(Task directions) Your task is to repeat the lines below exactly, excluding any pictures they contain.

(Stored records)
▬▬▬

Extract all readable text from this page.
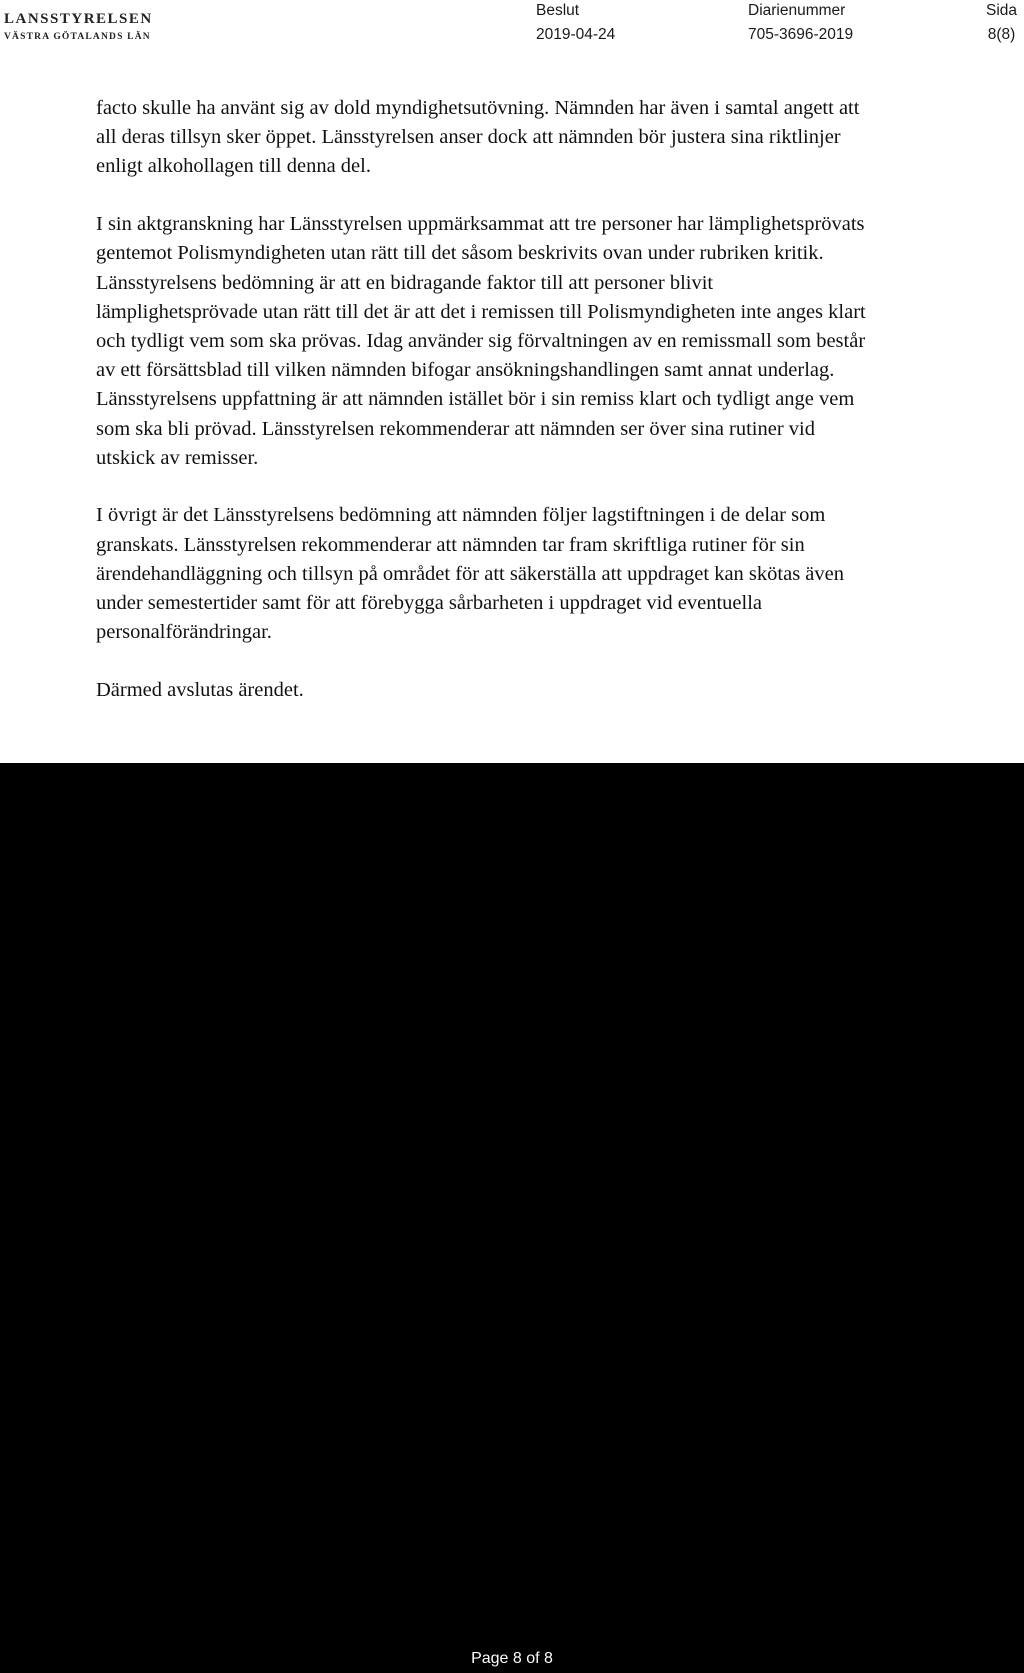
LANSSTYRELSEN
VÄSTRA GÖTALANDS LÄN
Beslut
2019-04-24
Diarienummer
705-3696-2019
Sida
8(8)

facto skulle ha använt sig av dold myndighetsutövning. Nämnden har även i samtal angett att all deras tillsyn sker öppet. Länsstyrelsen anser dock att nämnden bör justera sina riktlinjer enligt alkohollagen till denna del.

I sin aktgranskning har Länsstyrelsen uppmärksammat att tre personer har lämplighetsprövats gentemot Polismyndigheten utan rätt till det såsom beskrivits ovan under rubriken kritik. Länsstyrelsens bedömning är att en bidragande faktor till att personer blivit lämplighetsprövade utan rätt till det är att det i remissen till Polismyndigheten inte anges klart och tydligt vem som ska prövas. Idag använder sig förvaltningen av en remissmall som består av ett försättsblad till vilken nämnden bifogar ansökningshandlingen samt annat underlag. Länsstyrelsens uppfattning är att nämnden istället bör i sin remiss klart och tydligt ange vem som ska bli prövad. Länsstyrelsen rekommenderar att nämnden ser över sina rutiner vid utskick av remisser.

I övrigt är det Länsstyrelsens bedömning att nämnden följer lagstiftningen i de delar som granskats. Länsstyrelsen rekommenderar att nämnden tar fram skriftliga rutiner för sin ärendehandläggning och tillsyn på området för att säkerställa att uppdraget kan skötas även under semestertider samt för att förebygga sårbarheten i uppdraget vid eventuella personalförändringar.

Därmed avslutas ärendet.

Page 8 of 8
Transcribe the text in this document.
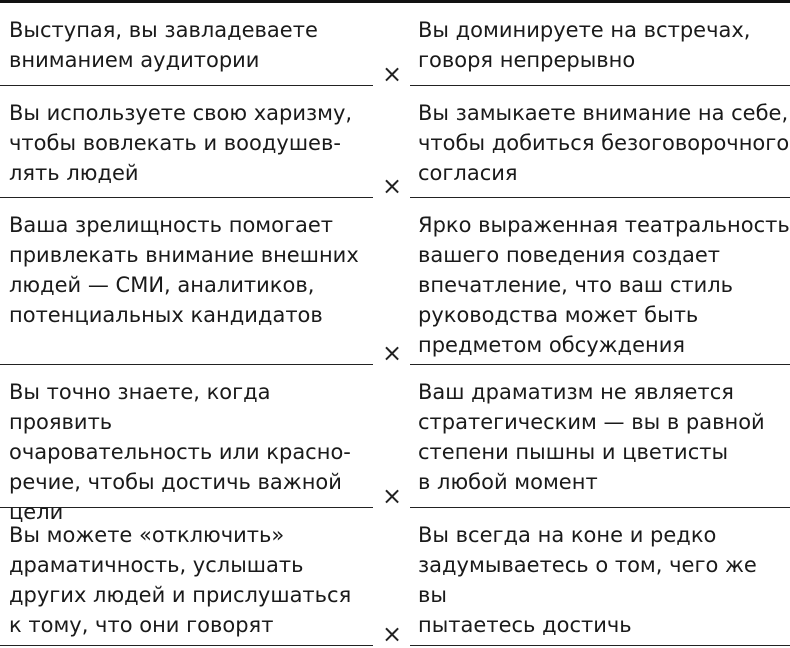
Выступая, вы завладеваете
вниманием аудитории	×
Вы доминируете на встречах,
говоря непрерывно
Вы используете свою харизму,
чтобы вовлекать и воодушев-
лять людей	×
Вы замыкаете внимание на себе,
чтобы добиться безоговорочного
согласия
Ваша зрелищность помогает
привлекать внимание внешних
людей — СМИ, аналитиков,
потенциальных кандидатов
×
Ярко выраженная театральность
вашего поведения создает
впечатление, что ваш стиль
руководства может быть
предметом обсуждения
Вы точно знаете, когда проявить
очаровательность или красно-
речие, чтобы достичь важной
цели
×
Ваш драматизм не является
стратегическим — вы в равной
степени пышны и цветисты
в любой момент
Вы можете «отключить»
драматичность, услышать
других людей и прислушаться
к тому, что они говорят	×
Вы всегда на коне и редко
задумываетесь о том, чего же вы
пытаетесь достичь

▬▬▬

(Exercise answer)
Extract all readable text from this page.
LANSSTYRELSEN
VÄSTRA GÖTALANDS LÄN
Beslut
2019-04-24
Diarienummer
705-3696-2019
Sida
8(8)

facto skulle ha använt sig av dold myndighetsutövning. Nämnden har även i samtal angett att all deras tillsyn sker öppet. Länsstyrelsen anser dock att nämnden bör justera sina riktlinjer enligt alkohollagen till denna del.

I sin aktgranskning har Länsstyrelsen uppmärksammat att tre personer har lämplighetsprövats gentemot Polismyndigheten utan rätt till det såsom beskrivits ovan under rubriken kritik. Länsstyrelsens bedömning är att en bidragande faktor till att personer blivit lämplighetsprövade utan rätt till det är att det i remissen till Polismyndigheten inte anges klart och tydligt vem som ska prövas. Idag använder sig förvaltningen av en remissmall som består av ett försättsblad till vilken nämnden bifogar ansökningshandlingen samt annat underlag. Länsstyrelsens uppfattning är att nämnden istället bör i sin remiss klart och tydligt ange vem som ska bli prövad. Länsstyrelsen rekommenderar att nämnden ser över sina rutiner vid utskick av remisser.

I övrigt är det Länsstyrelsens bedömning att nämnden följer lagstiftningen i de delar som granskats. Länsstyrelsen rekommenderar att nämnden tar fram skriftliga rutiner för sin ärendehandläggning och tillsyn på området för att säkerställa att uppdraget kan skötas även under semestertider samt för att förebygga sårbarheten i uppdraget vid eventuella personalförändringar.

Därmed avslutas ärendet.

Page 8 of 8
Transcribe the text in this document.
Выступая, вы завладеваете
вниманием аудитории	×
Вы доминируете на встречах,
говоря непрерывно
Вы используете свою харизму,
чтобы вовлекать и воодушев-
лять людей	×
Вы замыкаете внимание на себе,
чтобы добиться безоговорочного
согласия
Ваша зрелищность помогает
привлекать внимание внешних
людей — СМИ, аналитиков,
потенциальных кандидатов
×
Ярко выраженная театральность
вашего поведения создает
впечатление, что ваш стиль
руководства может быть
предметом обсуждения
Вы точно знаете, когда проявить
очаровательность или красно-
речие, чтобы достичь важной
цели
×
Ваш драматизм не является
стратегическим — вы в равной
степени пышны и цветисты
в любой момент
Вы можете «отключить»
драматичность, услышать
других людей и прислушаться
к тому, что они говорят	×
Вы всегда на коне и редко
задумываетесь о том, чего же вы
пытаетесь достичь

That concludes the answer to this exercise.